What you should do: Your task is to locate every line holding the string "以堙于东海" and to copy each of them.
--------------------------------
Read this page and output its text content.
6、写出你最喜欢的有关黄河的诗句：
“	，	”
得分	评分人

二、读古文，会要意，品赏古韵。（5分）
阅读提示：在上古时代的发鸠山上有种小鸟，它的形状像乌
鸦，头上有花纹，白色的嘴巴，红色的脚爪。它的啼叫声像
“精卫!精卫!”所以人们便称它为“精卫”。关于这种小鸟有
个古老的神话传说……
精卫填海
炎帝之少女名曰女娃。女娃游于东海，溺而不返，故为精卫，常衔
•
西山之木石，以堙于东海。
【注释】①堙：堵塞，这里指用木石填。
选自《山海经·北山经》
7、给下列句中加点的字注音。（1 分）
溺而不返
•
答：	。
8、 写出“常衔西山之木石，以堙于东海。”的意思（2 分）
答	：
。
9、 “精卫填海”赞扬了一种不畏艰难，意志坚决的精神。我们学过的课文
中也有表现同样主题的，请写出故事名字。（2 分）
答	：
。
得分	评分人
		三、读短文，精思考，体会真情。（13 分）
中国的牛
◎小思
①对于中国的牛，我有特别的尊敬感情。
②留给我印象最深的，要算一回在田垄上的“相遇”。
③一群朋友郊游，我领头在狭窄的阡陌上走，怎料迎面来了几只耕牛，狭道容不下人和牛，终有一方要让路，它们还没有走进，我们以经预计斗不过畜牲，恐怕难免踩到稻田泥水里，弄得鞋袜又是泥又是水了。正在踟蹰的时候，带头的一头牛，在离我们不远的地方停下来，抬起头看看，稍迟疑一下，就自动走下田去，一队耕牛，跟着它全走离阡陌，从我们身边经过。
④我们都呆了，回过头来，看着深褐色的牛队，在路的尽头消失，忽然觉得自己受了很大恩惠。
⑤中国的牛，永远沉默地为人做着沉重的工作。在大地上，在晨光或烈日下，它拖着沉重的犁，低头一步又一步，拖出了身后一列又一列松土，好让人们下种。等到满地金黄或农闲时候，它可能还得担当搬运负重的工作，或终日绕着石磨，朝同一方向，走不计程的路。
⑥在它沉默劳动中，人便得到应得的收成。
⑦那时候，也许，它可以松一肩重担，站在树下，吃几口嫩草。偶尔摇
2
--------------------------------
Reply:
西山之木石，以堙于东海。
8、 写出“常衔西山之木石，以堙于东海。”的意思（2 分）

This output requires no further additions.